--- Written request A ---
Reproduce word for word the portion of the forum thread on sock yarn scarves that opens with the words containing "## Jan L (Sep" and closes with "Anyone tried this?".
--- Written request B ---
Answer from the forum thread on sock yarn scarves:
(i) What yarn did Ginaellen use for the scarf she made for her sister?
(ii) Which scarf from knitting daily does bpj call a pretty one?
(iii) Where is Jan L spending the winter?
--- Written request C ---
Extend the forum thread on sock yarn scarves, picking up after its final line.

— begin Passage provided —

Sock yarn makes wonderful soft drapey scarves!


----------



## Ali9407 (Jun 25, 2011)

past said:


> I have even used sock yarn to make a sweater. I like the lighter weight of the yarn and I'm not a big fan of sweaters because they are so warm and bulky and I get too hot when wearing them.


Please, please, please, send me a pattern or direct me to a place where I can find it.


----------



## Wheaten lover (Dec 16, 2011)

Yes, I have made them. Use a pattern even it is garter stitch because basic S stitch rolls and your scarf is about a 2 inch roll.

The self stripe yarn makes a beautiful scarf.


----------



## grammajen (Mar 22, 2011)

Sock yarn makes lovely, lacey scarves.


----------



## Martuconn (Aug 9, 2011)

Yes I have many times.


----------



## bpj (Oct 14, 2011)

My daughter, loves the scarfs made out of sock yarn, and she likes the ones done on the .diagonal. The Wakefield Scarf from knitting daily is a pretty one. She also liked the Mead Scarf by Elizabeth morrison. Hope this will help you as both knit up so pretty.


----------



## Jan L (Sep 10, 2011)

I knit a scarf a couple of years ago in a bright self striping sock yarn that I LOVED! It looks like it belongs on a ski slope in Sweden. Of course it wouldn't be around my neck on a ski slope. There are SO many beautiful sock yarns out there. They are so hard to resist. Go for it! I'm wintering in Florida and just signed up for a mystery cut shawl class that looks like a large scarf to me. The yarn is very lightweight in dreamy colors. I can hardly wait! You knit a large Stockinette stitch piece, then somehow cut it. It looks like a drop stitch scarf, only larger. Anyone tried this?


----------



## patocenizo (Jun 24, 2011)

Lovely pattern thanks for the link.


Ginaellen said:


> I used Mountain Colors Crazy Foot to make this scarf.
> http://www.ravelry.com/patterns/library/violet-green-lace-scarf-knitting-pattern
> It turned out soft and beautiful. It was for my sister and she loved it.


----------



## meann67 (Dec 5, 2011)

Gorgeous scarf, you do beautiful work.


----------



## Tvberri (Jan 25, 2011)

— end Passage provided —
— begin Data provided —

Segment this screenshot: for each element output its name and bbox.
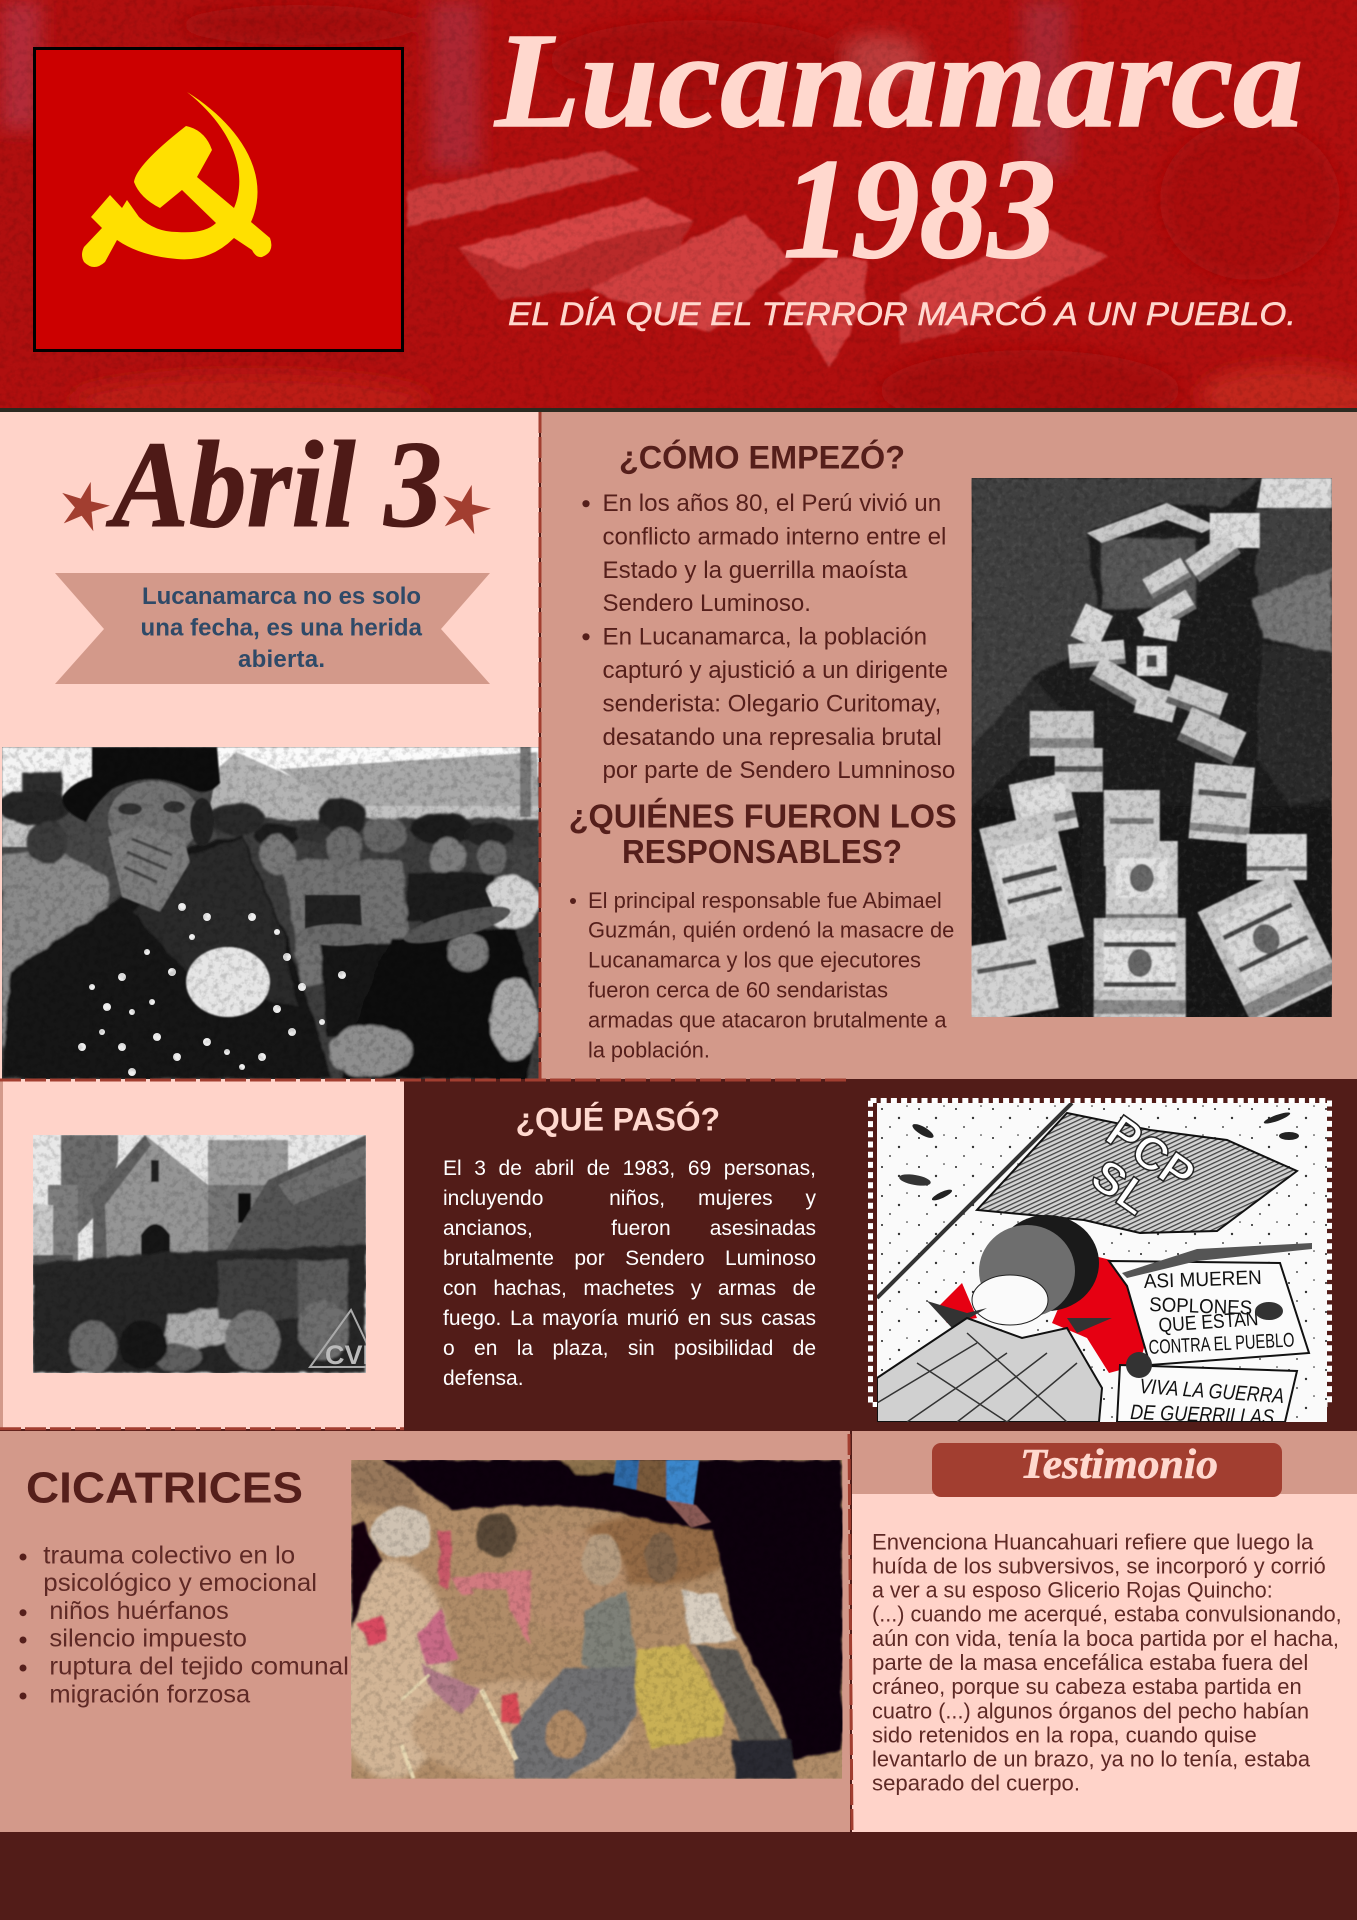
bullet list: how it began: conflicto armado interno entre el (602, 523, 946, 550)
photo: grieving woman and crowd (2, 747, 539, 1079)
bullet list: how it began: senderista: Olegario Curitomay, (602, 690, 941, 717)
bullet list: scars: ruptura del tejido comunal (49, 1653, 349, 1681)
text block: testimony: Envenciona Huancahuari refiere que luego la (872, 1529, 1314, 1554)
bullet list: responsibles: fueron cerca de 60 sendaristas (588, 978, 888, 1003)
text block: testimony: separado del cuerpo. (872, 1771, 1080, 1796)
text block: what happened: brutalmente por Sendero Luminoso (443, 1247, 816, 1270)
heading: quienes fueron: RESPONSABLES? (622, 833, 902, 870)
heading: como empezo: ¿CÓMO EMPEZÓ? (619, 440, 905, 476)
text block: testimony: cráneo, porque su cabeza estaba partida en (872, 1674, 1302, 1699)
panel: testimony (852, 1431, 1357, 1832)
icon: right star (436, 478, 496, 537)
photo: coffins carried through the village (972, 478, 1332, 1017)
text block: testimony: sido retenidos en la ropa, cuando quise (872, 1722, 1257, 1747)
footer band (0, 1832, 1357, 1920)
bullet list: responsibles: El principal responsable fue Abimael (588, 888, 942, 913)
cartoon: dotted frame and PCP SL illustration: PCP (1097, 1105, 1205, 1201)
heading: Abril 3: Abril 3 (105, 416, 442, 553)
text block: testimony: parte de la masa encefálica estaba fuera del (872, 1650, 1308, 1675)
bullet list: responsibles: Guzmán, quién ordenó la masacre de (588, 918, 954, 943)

— end Data provided —

--- Expected answer A ---
## Jan L (Sep 10, 2011)

I knit a scarf a couple of years ago in a bright self striping sock yarn that I LOVED! It looks like it belongs on a ski slope in Sweden. Of course it wouldn't be around my neck on a ski slope. There are SO many beautiful sock yarns out there. They are so hard to resist. Go for it! I'm wintering in Florida and just signed up for a mystery cut shawl class that looks like a large scarf to me. The yarn is very lightweight in dreamy colors. I can hardly wait! You knit a large Stockinette stitch piece, then somehow cut it. It looks like a drop stitch scarf, only larger. Anyone tried this?

--- Expected answer B ---
(i) Mountain Colors Crazy Foot
(ii) The Wakefield Scarf
(iii) Florida

--- Expected answer C ---
Oh, Dear Jessica-Jean, you have done it again! So many beautiful scarves, wraps, etc. Doing finger exercises now so that I can get those needles clicking. Thank you!


----------



## dbwindle (Apr 7, 2011)

I have made many scarves using soc or fingering yarn and large needles--the lacy effect is lovely, and the weight of the items is considerably more comfortable to wear than when made in heavy yarn. Use a simple knit 2 together, yarn over, knit 2, and repeat something like this for a very nice pattern---don't even purl, just repeat the same pattern instead of purling on the even rows. A word to the wise , though: be sure to knit at least 3 or four stitches at the beginning and the end , even on the second and future evene rows so the edges don't curl.(this makes a garter stitch)


----------



## Dlclose (Jun 26, 2011)

nitz8catz said:


> jwkiwi said:
> 
> 
> > Has anybody done this? I live in CA so I don't need a heavy scarf, so i thought sock yarn might work. I want to look for a nice lace pattern, and use a thin yarn so I thought sock yarn might work. Has anybody tried this?
> ...


I LOVE your avatar picture. So innocently looking up at you!


----------



## Dlclose (Jun 26, 2011)

Jill2 said:


> Absolutely, I've made several scarves using sock yarn.
> 
> Here is one of my favorites....I used Malabrigo Sock yarn with a size 3 needles
> 
> http://www.ravelry.com/patterns/library/oiseau-de-feu


Wow! Is that beautiful!!


----------



## pegged (Sep 5, 2011)

I've made a bundle of lace scarves from sock yarn using a pattern given free with the purchase of a skein of yarn. If interested contact Yarnorama in Paige, TX, the yarn is Toefootes and the pattern was designed and written by a customer of the shop.


----------



## balls of yarn (Dec 15, 2011)

Yes, I made a long strip in the garter stitch and knitted it lengthwise about 4 inches wide, sewed the 2 ends together and made it into a cowl. Turned out perfectly and was light weight with a bit of stretch to it. I used the variegated sock yarn with a size 4 needle. Only con was it took much longer to knit up. Go for it. A fellow Californian.


----------



## headlemk (Feb 16, 2011)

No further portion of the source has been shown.